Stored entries

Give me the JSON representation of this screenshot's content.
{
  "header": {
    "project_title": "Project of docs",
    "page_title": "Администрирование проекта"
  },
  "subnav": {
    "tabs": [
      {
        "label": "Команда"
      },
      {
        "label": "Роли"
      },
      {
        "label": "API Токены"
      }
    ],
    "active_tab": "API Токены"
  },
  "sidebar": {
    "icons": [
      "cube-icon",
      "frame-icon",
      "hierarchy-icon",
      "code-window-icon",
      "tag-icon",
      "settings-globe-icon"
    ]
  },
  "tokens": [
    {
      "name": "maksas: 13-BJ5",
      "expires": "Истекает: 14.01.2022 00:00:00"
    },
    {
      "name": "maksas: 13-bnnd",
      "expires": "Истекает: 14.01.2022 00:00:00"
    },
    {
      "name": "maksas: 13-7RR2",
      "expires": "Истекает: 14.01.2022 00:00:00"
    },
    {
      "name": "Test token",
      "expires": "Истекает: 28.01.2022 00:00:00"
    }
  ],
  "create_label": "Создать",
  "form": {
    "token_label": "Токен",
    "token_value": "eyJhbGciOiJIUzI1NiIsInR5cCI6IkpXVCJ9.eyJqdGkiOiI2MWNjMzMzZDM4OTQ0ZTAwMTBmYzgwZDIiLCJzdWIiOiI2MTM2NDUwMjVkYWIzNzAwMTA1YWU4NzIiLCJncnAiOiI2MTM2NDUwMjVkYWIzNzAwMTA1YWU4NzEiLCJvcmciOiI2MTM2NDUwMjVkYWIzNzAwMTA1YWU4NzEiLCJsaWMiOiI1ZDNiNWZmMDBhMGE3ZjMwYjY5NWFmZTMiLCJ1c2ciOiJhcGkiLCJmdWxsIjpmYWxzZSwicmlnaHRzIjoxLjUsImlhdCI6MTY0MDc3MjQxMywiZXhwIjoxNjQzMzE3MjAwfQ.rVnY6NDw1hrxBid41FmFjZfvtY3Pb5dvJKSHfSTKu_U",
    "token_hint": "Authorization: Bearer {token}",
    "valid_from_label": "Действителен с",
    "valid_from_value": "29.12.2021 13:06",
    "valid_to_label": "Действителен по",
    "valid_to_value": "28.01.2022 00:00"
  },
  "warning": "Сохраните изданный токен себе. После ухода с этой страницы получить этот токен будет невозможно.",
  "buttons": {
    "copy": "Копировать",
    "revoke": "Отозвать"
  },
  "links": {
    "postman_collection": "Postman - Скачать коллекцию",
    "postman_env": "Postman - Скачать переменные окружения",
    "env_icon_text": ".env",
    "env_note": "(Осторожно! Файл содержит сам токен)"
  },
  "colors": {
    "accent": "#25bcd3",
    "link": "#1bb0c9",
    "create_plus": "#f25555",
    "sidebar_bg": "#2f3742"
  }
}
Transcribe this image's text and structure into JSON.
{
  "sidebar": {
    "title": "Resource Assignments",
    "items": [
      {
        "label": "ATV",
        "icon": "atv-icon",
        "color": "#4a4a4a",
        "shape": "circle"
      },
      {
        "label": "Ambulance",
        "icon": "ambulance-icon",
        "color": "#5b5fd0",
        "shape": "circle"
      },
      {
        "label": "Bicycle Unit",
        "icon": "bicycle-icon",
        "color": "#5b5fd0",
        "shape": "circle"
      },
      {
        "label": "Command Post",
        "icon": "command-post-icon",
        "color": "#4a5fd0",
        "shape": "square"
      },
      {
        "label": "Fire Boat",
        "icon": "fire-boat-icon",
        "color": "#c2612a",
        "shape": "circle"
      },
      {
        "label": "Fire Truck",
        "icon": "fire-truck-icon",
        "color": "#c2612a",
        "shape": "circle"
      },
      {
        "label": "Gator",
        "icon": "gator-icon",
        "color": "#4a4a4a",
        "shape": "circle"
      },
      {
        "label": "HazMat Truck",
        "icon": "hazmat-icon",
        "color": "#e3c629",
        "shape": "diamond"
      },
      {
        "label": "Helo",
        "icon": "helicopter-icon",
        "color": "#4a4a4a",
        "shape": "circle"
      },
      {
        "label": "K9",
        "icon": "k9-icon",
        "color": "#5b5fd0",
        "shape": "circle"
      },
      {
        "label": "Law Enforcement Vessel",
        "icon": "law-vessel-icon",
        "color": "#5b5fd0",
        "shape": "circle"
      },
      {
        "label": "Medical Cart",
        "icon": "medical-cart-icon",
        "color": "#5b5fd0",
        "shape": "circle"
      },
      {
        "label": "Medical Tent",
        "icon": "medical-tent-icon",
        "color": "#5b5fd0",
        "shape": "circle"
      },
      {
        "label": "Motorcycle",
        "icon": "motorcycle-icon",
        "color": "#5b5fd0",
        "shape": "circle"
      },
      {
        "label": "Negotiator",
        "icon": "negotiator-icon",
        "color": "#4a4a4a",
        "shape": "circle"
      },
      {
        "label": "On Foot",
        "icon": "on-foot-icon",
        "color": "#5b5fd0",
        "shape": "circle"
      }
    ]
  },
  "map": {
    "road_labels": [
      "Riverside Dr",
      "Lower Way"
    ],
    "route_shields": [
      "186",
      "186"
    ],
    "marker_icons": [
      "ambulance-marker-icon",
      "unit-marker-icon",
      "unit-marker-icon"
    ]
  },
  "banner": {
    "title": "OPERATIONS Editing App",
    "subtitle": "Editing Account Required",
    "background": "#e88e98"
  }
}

= Set task =
Send back every record, precisely as written.

= Solution to this problem =
Give me the JSON representation of this screenshot's content.
{
  "header": {
    "project_title": "Project of docs",
    "page_title": "Администрирование проекта"
  },
  "subnav": {
    "tabs": [
      {
        "label": "Команда"
      },
      {
        "label": "Роли"
      },
      {
        "label": "API Токены"
      }
    ],
    "active_tab": "API Токены"
  },
  "sidebar": {
    "icons": [
      "cube-icon",
      "frame-icon",
      "hierarchy-icon",
      "code-window-icon",
      "tag-icon",
      "settings-globe-icon"
    ]
  },
  "tokens": [
    {
      "name": "maksas: 13-BJ5",
      "expires": "Истекает: 14.01.2022 00:00:00"
    },
    {
      "name": "maksas: 13-bnnd",
      "expires": "Истекает: 14.01.2022 00:00:00"
    },
    {
      "name": "maksas: 13-7RR2",
      "expires": "Истекает: 14.01.2022 00:00:00"
    },
    {
      "name": "Test token",
      "expires": "Истекает: 28.01.2022 00:00:00"
    }
  ],
  "create_label": "Создать",
  "form": {
    "token_label": "Токен",
    "token_value": "eyJhbGciOiJIUzI1NiIsInR5cCI6IkpXVCJ9.eyJqdGkiOiI2MWNjMzMzZDM4OTQ0ZTAwMTBmYzgwZDIiLCJzdWIiOiI2MTM2NDUwMjVkYWIzNzAwMTA1YWU4NzIiLCJncnAiOiI2MTM2NDUwMjVkYWIzNzAwMTA1YWU4NzEiLCJvcmciOiI2MTM2NDUwMjVkYWIzNzAwMTA1YWU4NzEiLCJsaWMiOiI1ZDNiNWZmMDBhMGE3ZjMwYjY5NWFmZTMiLCJ1c2ciOiJhcGkiLCJmdWxsIjpmYWxzZSwicmlnaHRzIjoxLjUsImlhdCI6MTY0MDc3MjQxMywiZXhwIjoxNjQzMzE3MjAwfQ.rVnY6NDw1hrxBid41FmFjZfvtY3Pb5dvJKSHfSTKu_U",
    "token_hint": "Authorization: Bearer {token}",
    "valid_from_label": "Действителен с",
    "valid_from_value": "29.12.2021 13:06",
    "valid_to_label": "Действителен по",
    "valid_to_value": "28.01.2022 00:00"
  },
  "warning": "Сохраните изданный токен себе. После ухода с этой страницы получить этот токен будет невозможно.",
  "buttons": {
    "copy": "Копировать",
    "revoke": "Отозвать"
  },
  "links": {
    "postman_collection": "Postman - Скачать коллекцию",
    "postman_env": "Postman - Скачать переменные окружения",
    "env_icon_text": ".env",
    "env_note": "(Осторожно! Файл содержит сам токен)"
  },
  "colors": {
    "accent": "#25bcd3",
    "link": "#1bb0c9",
    "create_plus": "#f25555",
    "sidebar_bg": "#2f3742"
  }
}
Transcribe this image's text and structure into JSON.
{
  "sidebar": {
    "title": "Resource Assignments",
    "items": [
      {
        "label": "ATV",
        "icon": "atv-icon",
        "color": "#4a4a4a",
        "shape": "circle"
      },
      {
        "label": "Ambulance",
        "icon": "ambulance-icon",
        "color": "#5b5fd0",
        "shape": "circle"
      },
      {
        "label": "Bicycle Unit",
        "icon": "bicycle-icon",
        "color": "#5b5fd0",
        "shape": "circle"
      },
      {
        "label": "Command Post",
        "icon": "command-post-icon",
        "color": "#4a5fd0",
        "shape": "square"
      },
      {
        "label": "Fire Boat",
        "icon": "fire-boat-icon",
        "color": "#c2612a",
        "shape": "circle"
      },
      {
        "label": "Fire Truck",
        "icon": "fire-truck-icon",
        "color": "#c2612a",
        "shape": "circle"
      },
      {
        "label": "Gator",
        "icon": "gator-icon",
        "color": "#4a4a4a",
        "shape": "circle"
      },
      {
        "label": "HazMat Truck",
        "icon": "hazmat-icon",
        "color": "#e3c629",
        "shape": "diamond"
      },
      {
        "label": "Helo",
        "icon": "helicopter-icon",
        "color": "#4a4a4a",
        "shape": "circle"
      },
      {
        "label": "K9",
        "icon": "k9-icon",
        "color": "#5b5fd0",
        "shape": "circle"
      },
      {
        "label": "Law Enforcement Vessel",
        "icon": "law-vessel-icon",
        "color": "#5b5fd0",
        "shape": "circle"
      },
      {
        "label": "Medical Cart",
        "icon": "medical-cart-icon",
        "color": "#5b5fd0",
        "shape": "circle"
      },
      {
        "label": "Medical Tent",
        "icon": "medical-tent-icon",
        "color": "#5b5fd0",
        "shape": "circle"
      },
      {
        "label": "Motorcycle",
        "icon": "motorcycle-icon",
        "color": "#5b5fd0",
        "shape": "circle"
      },
      {
        "label": "Negotiator",
        "icon": "negotiator-icon",
        "color": "#4a4a4a",
        "shape": "circle"
      },
      {
        "label": "On Foot",
        "icon": "on-foot-icon",
        "color": "#5b5fd0",
        "shape": "circle"
      }
    ]
  },
  "map": {
    "road_labels": [
      "Riverside Dr",
      "Lower Way"
    ],
    "route_shields": [
      "186",
      "186"
    ],
    "marker_icons": [
      "ambulance-marker-icon",
      "unit-marker-icon",
      "unit-marker-icon"
    ]
  },
  "banner": {
    "title": "OPERATIONS Editing App",
    "subtitle": "Editing Account Required",
    "background": "#e88e98"
  }
}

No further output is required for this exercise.